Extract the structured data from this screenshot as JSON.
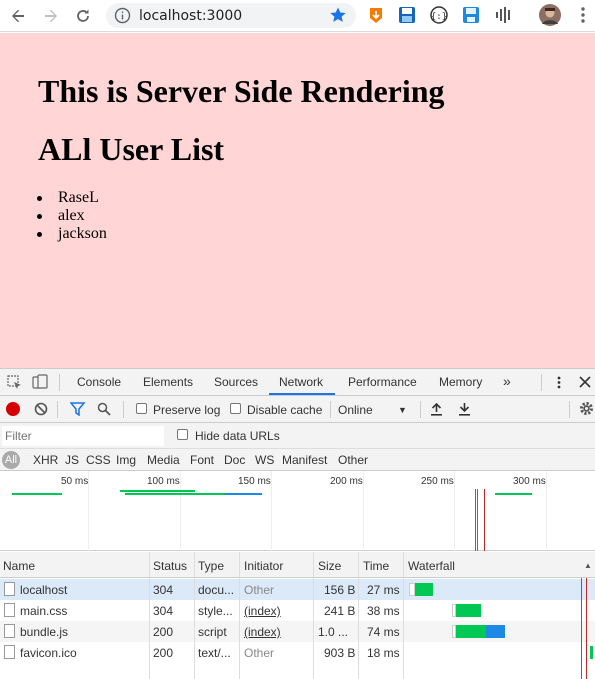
{
  "browser": {
    "url": "localhost:3000",
    "icons": [
      "back-icon",
      "forward-icon",
      "reload-icon",
      "info-icon",
      "star-icon",
      "menu-icon"
    ]
  },
  "page": {
    "heading": "This is Server Side Rendering",
    "subheading": "ALl User List",
    "users": [
      "RaseL",
      "alex",
      "jackson"
    ]
  },
  "devtools": {
    "tabs": [
      "Console",
      "Elements",
      "Sources",
      "Network",
      "Performance",
      "Memory"
    ],
    "more": "»",
    "active_tab": "Network",
    "toolbar": {
      "preserve_log": "Preserve log",
      "disable_cache": "Disable cache",
      "throttle": "Online",
      "throttle_arrow": "▼"
    },
    "filter": {
      "placeholder": "Filter",
      "hide_data_urls": "Hide data URLs"
    },
    "types": [
      "All",
      "XHR",
      "JS",
      "CSS",
      "Img",
      "Media",
      "Font",
      "Doc",
      "WS",
      "Manifest",
      "Other"
    ],
    "overview_ticks": [
      "50 ms",
      "100 ms",
      "150 ms",
      "200 ms",
      "250 ms",
      "300 ms"
    ],
    "columns": [
      "Name",
      "Status",
      "Type",
      "Initiator",
      "Size",
      "Time",
      "Waterfall"
    ],
    "rows": [
      {
        "name": "localhost",
        "status": "304",
        "type": "docu...",
        "initiator": "Other",
        "size": "156 B",
        "time": "27 ms"
      },
      {
        "name": "main.css",
        "status": "304",
        "type": "style...",
        "initiator": "(index)",
        "size": "241 B",
        "time": "38 ms"
      },
      {
        "name": "bundle.js",
        "status": "200",
        "type": "script",
        "initiator": "(index)",
        "size": "1.0 ...",
        "time": "74 ms"
      },
      {
        "name": "favicon.ico",
        "status": "200",
        "type": "text/...",
        "initiator": "Other",
        "size": "903 B",
        "time": "18 ms"
      }
    ],
    "colors": {
      "waiting": "#00c853",
      "download": "#1e88e5",
      "dom_line": "#1a73e8",
      "load_line": "#c62828"
    }
  }
}
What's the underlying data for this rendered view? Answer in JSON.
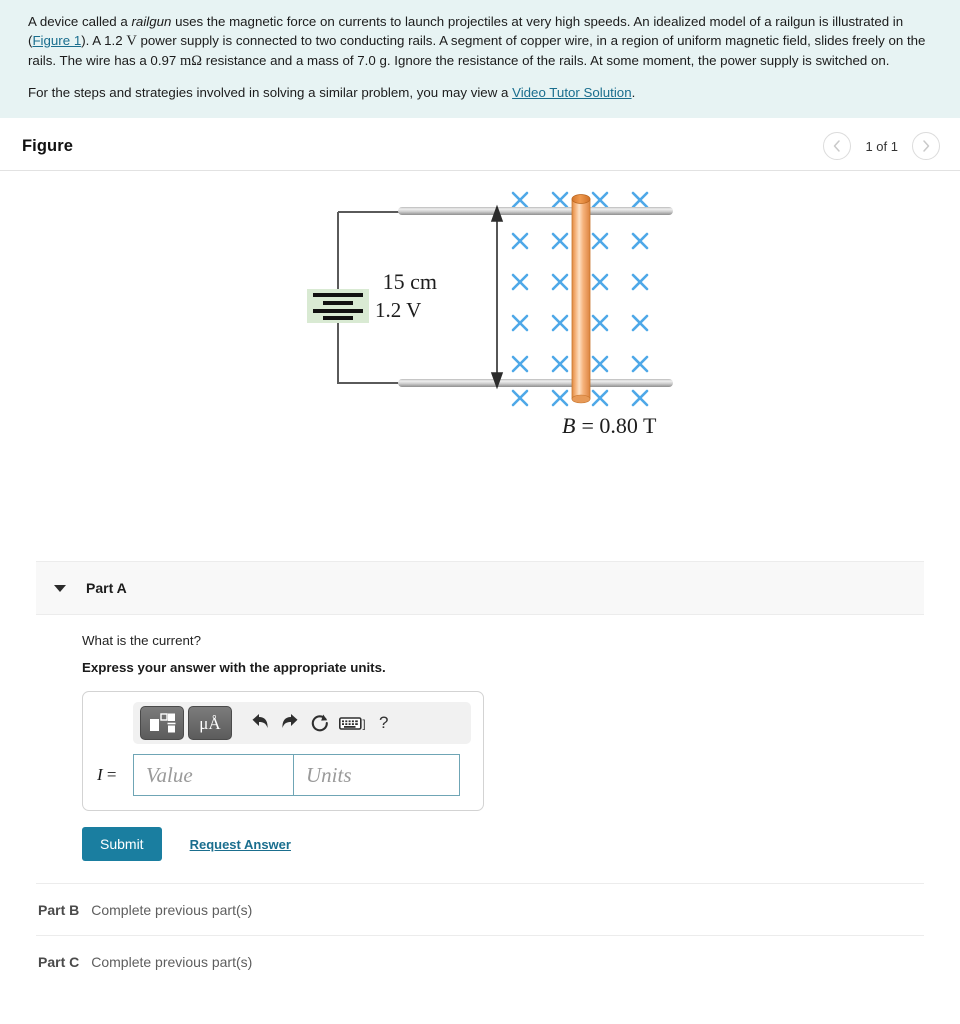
{
  "statement": {
    "para1_a": "A device called a ",
    "para1_em": "railgun",
    "para1_b": " uses the magnetic force on currents to launch projectiles at very high speeds. An idealized model of a railgun is illustrated in (",
    "figure_link": "Figure 1",
    "para1_c": "). A 1.2 ",
    "volt_unit": "V",
    "para1_d": " power supply is connected to two conducting rails. A segment of copper wire, in a region of uniform magnetic field, slides freely on the rails. The wire has a 0.97 ",
    "ohm_unit": "mΩ",
    "para1_e": " resistance and a mass of 7.0 g. Ignore the resistance of the rails. At some moment, the power supply is switched on.",
    "para2_a": "For the steps and strategies involved in solving a similar problem, you may view a ",
    "video_link": "Video Tutor Solution",
    "para2_b": "."
  },
  "figure": {
    "title": "Figure",
    "pager_label": "1 of 1",
    "prev_icon": "chevron-left-icon",
    "next_icon": "chevron-right-icon",
    "battery_label": "1.2 V",
    "length_label": "15 cm",
    "field_label": "B = 0.80 T",
    "field_symbol": "B",
    "field_value": "= 0.80 T",
    "field_marker": "×",
    "colors": {
      "field_marker": "#4ea8e8",
      "wire_light": "#fbd7b4",
      "wire_mid": "#f0a868",
      "wire_dark": "#d9823c",
      "rail_light": "#e9e9e9",
      "rail_dark": "#9a9a9a",
      "battery_highlight": "#d9ead3",
      "circuit_line": "#595959"
    }
  },
  "part_a": {
    "caret_icon": "caret-down-icon",
    "label": "Part A",
    "question": "What is the current?",
    "instruction": "Express your answer with the appropriate units.",
    "toolbar": {
      "template_button": "template-icon",
      "units_button": "μÅ",
      "undo_icon": "undo-icon",
      "redo_icon": "redo-icon",
      "reset_icon": "reset-icon",
      "keyboard_icon": "keyboard-icon",
      "keyboard_bracket": "]",
      "help_label": "?"
    },
    "variable": "I",
    "equals": "=",
    "value_placeholder": "Value",
    "units_placeholder": "Units",
    "value_current": "",
    "units_current": "",
    "submit_label": "Submit",
    "request_answer_label": "Request Answer"
  },
  "other_parts": [
    {
      "label": "Part B",
      "status": "Complete previous part(s)"
    },
    {
      "label": "Part C",
      "status": "Complete previous part(s)"
    }
  ],
  "accent_color": "#1a7ea0"
}
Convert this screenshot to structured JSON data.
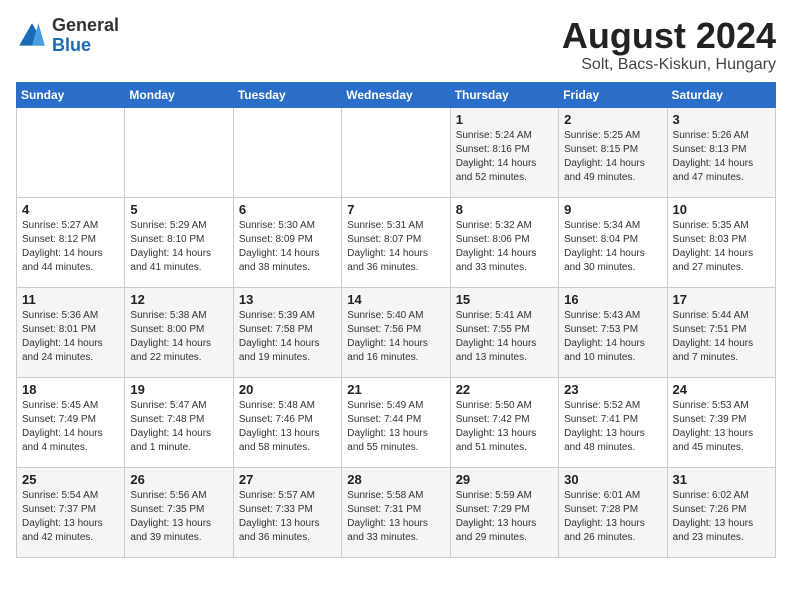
{
  "logo": {
    "general": "General",
    "blue": "Blue"
  },
  "title": {
    "month_year": "August 2024",
    "location": "Solt, Bacs-Kiskun, Hungary"
  },
  "days_header": [
    "Sunday",
    "Monday",
    "Tuesday",
    "Wednesday",
    "Thursday",
    "Friday",
    "Saturday"
  ],
  "weeks": [
    [
      {
        "day": "",
        "details": ""
      },
      {
        "day": "",
        "details": ""
      },
      {
        "day": "",
        "details": ""
      },
      {
        "day": "",
        "details": ""
      },
      {
        "day": "1",
        "details": "Sunrise: 5:24 AM\nSunset: 8:16 PM\nDaylight: 14 hours\nand 52 minutes."
      },
      {
        "day": "2",
        "details": "Sunrise: 5:25 AM\nSunset: 8:15 PM\nDaylight: 14 hours\nand 49 minutes."
      },
      {
        "day": "3",
        "details": "Sunrise: 5:26 AM\nSunset: 8:13 PM\nDaylight: 14 hours\nand 47 minutes."
      }
    ],
    [
      {
        "day": "4",
        "details": "Sunrise: 5:27 AM\nSunset: 8:12 PM\nDaylight: 14 hours\nand 44 minutes."
      },
      {
        "day": "5",
        "details": "Sunrise: 5:29 AM\nSunset: 8:10 PM\nDaylight: 14 hours\nand 41 minutes."
      },
      {
        "day": "6",
        "details": "Sunrise: 5:30 AM\nSunset: 8:09 PM\nDaylight: 14 hours\nand 38 minutes."
      },
      {
        "day": "7",
        "details": "Sunrise: 5:31 AM\nSunset: 8:07 PM\nDaylight: 14 hours\nand 36 minutes."
      },
      {
        "day": "8",
        "details": "Sunrise: 5:32 AM\nSunset: 8:06 PM\nDaylight: 14 hours\nand 33 minutes."
      },
      {
        "day": "9",
        "details": "Sunrise: 5:34 AM\nSunset: 8:04 PM\nDaylight: 14 hours\nand 30 minutes."
      },
      {
        "day": "10",
        "details": "Sunrise: 5:35 AM\nSunset: 8:03 PM\nDaylight: 14 hours\nand 27 minutes."
      }
    ],
    [
      {
        "day": "11",
        "details": "Sunrise: 5:36 AM\nSunset: 8:01 PM\nDaylight: 14 hours\nand 24 minutes."
      },
      {
        "day": "12",
        "details": "Sunrise: 5:38 AM\nSunset: 8:00 PM\nDaylight: 14 hours\nand 22 minutes."
      },
      {
        "day": "13",
        "details": "Sunrise: 5:39 AM\nSunset: 7:58 PM\nDaylight: 14 hours\nand 19 minutes."
      },
      {
        "day": "14",
        "details": "Sunrise: 5:40 AM\nSunset: 7:56 PM\nDaylight: 14 hours\nand 16 minutes."
      },
      {
        "day": "15",
        "details": "Sunrise: 5:41 AM\nSunset: 7:55 PM\nDaylight: 14 hours\nand 13 minutes."
      },
      {
        "day": "16",
        "details": "Sunrise: 5:43 AM\nSunset: 7:53 PM\nDaylight: 14 hours\nand 10 minutes."
      },
      {
        "day": "17",
        "details": "Sunrise: 5:44 AM\nSunset: 7:51 PM\nDaylight: 14 hours\nand 7 minutes."
      }
    ],
    [
      {
        "day": "18",
        "details": "Sunrise: 5:45 AM\nSunset: 7:49 PM\nDaylight: 14 hours\nand 4 minutes."
      },
      {
        "day": "19",
        "details": "Sunrise: 5:47 AM\nSunset: 7:48 PM\nDaylight: 14 hours\nand 1 minute."
      },
      {
        "day": "20",
        "details": "Sunrise: 5:48 AM\nSunset: 7:46 PM\nDaylight: 13 hours\nand 58 minutes."
      },
      {
        "day": "21",
        "details": "Sunrise: 5:49 AM\nSunset: 7:44 PM\nDaylight: 13 hours\nand 55 minutes."
      },
      {
        "day": "22",
        "details": "Sunrise: 5:50 AM\nSunset: 7:42 PM\nDaylight: 13 hours\nand 51 minutes."
      },
      {
        "day": "23",
        "details": "Sunrise: 5:52 AM\nSunset: 7:41 PM\nDaylight: 13 hours\nand 48 minutes."
      },
      {
        "day": "24",
        "details": "Sunrise: 5:53 AM\nSunset: 7:39 PM\nDaylight: 13 hours\nand 45 minutes."
      }
    ],
    [
      {
        "day": "25",
        "details": "Sunrise: 5:54 AM\nSunset: 7:37 PM\nDaylight: 13 hours\nand 42 minutes."
      },
      {
        "day": "26",
        "details": "Sunrise: 5:56 AM\nSunset: 7:35 PM\nDaylight: 13 hours\nand 39 minutes."
      },
      {
        "day": "27",
        "details": "Sunrise: 5:57 AM\nSunset: 7:33 PM\nDaylight: 13 hours\nand 36 minutes."
      },
      {
        "day": "28",
        "details": "Sunrise: 5:58 AM\nSunset: 7:31 PM\nDaylight: 13 hours\nand 33 minutes."
      },
      {
        "day": "29",
        "details": "Sunrise: 5:59 AM\nSunset: 7:29 PM\nDaylight: 13 hours\nand 29 minutes."
      },
      {
        "day": "30",
        "details": "Sunrise: 6:01 AM\nSunset: 7:28 PM\nDaylight: 13 hours\nand 26 minutes."
      },
      {
        "day": "31",
        "details": "Sunrise: 6:02 AM\nSunset: 7:26 PM\nDaylight: 13 hours\nand 23 minutes."
      }
    ]
  ]
}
▬▬▬
* Directions for this task:
Where a line of the material above holds the string "screenshot", copy that line.

* Final answer:
Extract the structured data from this screenshot as JSON.
Convert this screenshot to structured JSON data.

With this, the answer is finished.